■ TASK BRIEF:
Scan the data below and pick out the lines containing the word "giao".

------------

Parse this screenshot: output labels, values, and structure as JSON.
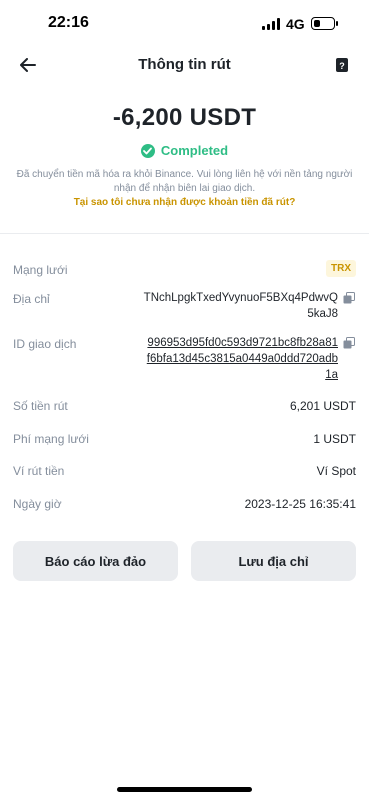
{
  "status_bar": {
    "time": "22:16",
    "network": "4G"
  },
  "header": {
    "title": "Thông tin rút"
  },
  "amount": "-6,200 USDT",
  "status": {
    "text": "Completed",
    "color": "#2ebd85"
  },
  "description": "Đã chuyển tiền mã hóa ra khỏi Binance. Vui lòng liên hệ với nền tảng người nhận để nhận biên lai giao dịch.",
  "help_link": "Tại sao tôi chưa nhận được khoản tiền đã rút?",
  "details": {
    "network": {
      "label": "Mạng lưới",
      "value": "TRX"
    },
    "address": {
      "label": "Địa chỉ",
      "line1": "TNchLpgkTxedYvynuoF5BXq4PdwvQ",
      "line2": "5kaJ8"
    },
    "txid": {
      "label": "ID giao dịch",
      "line1": "996953d95fd0c593d9721bc8fb28a81",
      "line2": "f6bfa13d45c3815a0449a0ddd720adb",
      "line3": "1a"
    },
    "amount": {
      "label": "Số tiền rút",
      "value": "6,201 USDT"
    },
    "fee": {
      "label": "Phí mạng lưới",
      "value": "1 USDT"
    },
    "wallet": {
      "label": "Ví rút tiền",
      "value": "Ví Spot"
    },
    "datetime": {
      "label": "Ngày giờ",
      "value": "2023-12-25 16:35:41"
    }
  },
  "buttons": {
    "report": "Báo cáo lừa đảo",
    "save_address": "Lưu địa chỉ"
  },
  "colors": {
    "accent": "#c99400",
    "success": "#2ebd85",
    "muted": "#848e9c",
    "button_bg": "#eaecef"
  }
}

------------

■ WRITTEN RESPONSE:
  "description": "Đã chuyển tiền mã hóa ra khỏi Binance. Vui lòng liên hệ với nền tảng người nhận để nhận biên lai giao dịch.",
      "label": "ID giao dịch",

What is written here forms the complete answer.